# [DESCRIPTION OF THE TASK]
Retype the material below. Keep every word exactly as it is.

----- STORED DATA -----

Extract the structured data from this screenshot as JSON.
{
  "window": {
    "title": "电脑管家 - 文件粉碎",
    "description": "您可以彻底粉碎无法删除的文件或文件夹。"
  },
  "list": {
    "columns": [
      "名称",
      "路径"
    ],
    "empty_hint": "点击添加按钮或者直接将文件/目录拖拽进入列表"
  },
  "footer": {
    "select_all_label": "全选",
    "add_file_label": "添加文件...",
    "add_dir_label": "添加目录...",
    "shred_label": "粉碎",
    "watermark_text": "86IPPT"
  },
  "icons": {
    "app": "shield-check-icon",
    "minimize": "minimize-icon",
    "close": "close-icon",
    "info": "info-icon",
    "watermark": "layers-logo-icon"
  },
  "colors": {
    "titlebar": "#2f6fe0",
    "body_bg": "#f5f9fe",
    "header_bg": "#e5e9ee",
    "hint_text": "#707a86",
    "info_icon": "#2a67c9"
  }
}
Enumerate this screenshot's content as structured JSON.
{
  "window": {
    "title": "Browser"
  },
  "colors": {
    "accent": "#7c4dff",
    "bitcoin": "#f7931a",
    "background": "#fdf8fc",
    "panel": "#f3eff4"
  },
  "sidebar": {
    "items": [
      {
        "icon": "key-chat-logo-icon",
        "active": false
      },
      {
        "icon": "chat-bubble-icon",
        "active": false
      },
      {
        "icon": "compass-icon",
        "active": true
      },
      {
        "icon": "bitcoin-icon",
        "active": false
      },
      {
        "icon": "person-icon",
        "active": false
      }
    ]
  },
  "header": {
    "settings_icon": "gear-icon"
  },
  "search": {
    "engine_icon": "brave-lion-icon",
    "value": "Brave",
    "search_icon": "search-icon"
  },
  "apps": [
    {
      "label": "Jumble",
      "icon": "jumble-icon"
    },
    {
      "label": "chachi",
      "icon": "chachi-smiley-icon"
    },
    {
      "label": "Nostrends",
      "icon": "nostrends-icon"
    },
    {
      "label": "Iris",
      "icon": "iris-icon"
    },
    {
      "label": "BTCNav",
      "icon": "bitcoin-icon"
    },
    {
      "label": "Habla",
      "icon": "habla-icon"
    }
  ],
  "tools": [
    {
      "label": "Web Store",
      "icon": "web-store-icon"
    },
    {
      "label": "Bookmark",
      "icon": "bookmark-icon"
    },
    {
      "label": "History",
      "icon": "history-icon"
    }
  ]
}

-----

# [RESPONSE TO THIS EXERCISE]
Extract the structured data from this screenshot as JSON.
{
  "window": {
    "title": "电脑管家 - 文件粉碎",
    "description": "您可以彻底粉碎无法删除的文件或文件夹。"
  },
  "list": {
    "columns": [
      "名称",
      "路径"
    ],
    "empty_hint": "点击添加按钮或者直接将文件/目录拖拽进入列表"
  },
  "footer": {
    "select_all_label": "全选",
    "add_file_label": "添加文件...",
    "add_dir_label": "添加目录...",
    "shred_label": "粉碎",
    "watermark_text": "86IPPT"
  },
  "icons": {
    "app": "shield-check-icon",
    "minimize": "minimize-icon",
    "close": "close-icon",
    "info": "info-icon",
    "watermark": "layers-logo-icon"
  },
  "colors": {
    "titlebar": "#2f6fe0",
    "body_bg": "#f5f9fe",
    "header_bg": "#e5e9ee",
    "hint_text": "#707a86",
    "info_icon": "#2a67c9"
  }
}
Enumerate this screenshot's content as structured JSON.
{
  "window": {
    "title": "Browser"
  },
  "colors": {
    "accent": "#7c4dff",
    "bitcoin": "#f7931a",
    "background": "#fdf8fc",
    "panel": "#f3eff4"
  },
  "sidebar": {
    "items": [
      {
        "icon": "key-chat-logo-icon",
        "active": false
      },
      {
        "icon": "chat-bubble-icon",
        "active": false
      },
      {
        "icon": "compass-icon",
        "active": true
      },
      {
        "icon": "bitcoin-icon",
        "active": false
      },
      {
        "icon": "person-icon",
        "active": false
      }
    ]
  },
  "header": {
    "settings_icon": "gear-icon"
  },
  "search": {
    "engine_icon": "brave-lion-icon",
    "value": "Brave",
    "search_icon": "search-icon"
  },
  "apps": [
    {
      "label": "Jumble",
      "icon": "jumble-icon"
    },
    {
      "label": "chachi",
      "icon": "chachi-smiley-icon"
    },
    {
      "label": "Nostrends",
      "icon": "nostrends-icon"
    },
    {
      "label": "Iris",
      "icon": "iris-icon"
    },
    {
      "label": "BTCNav",
      "icon": "bitcoin-icon"
    },
    {
      "label": "Habla",
      "icon": "habla-icon"
    }
  ],
  "tools": [
    {
      "label": "Web Store",
      "icon": "web-store-icon"
    },
    {
      "label": "Bookmark",
      "icon": "bookmark-icon"
    },
    {
      "label": "History",
      "icon": "history-icon"
    }
  ]
}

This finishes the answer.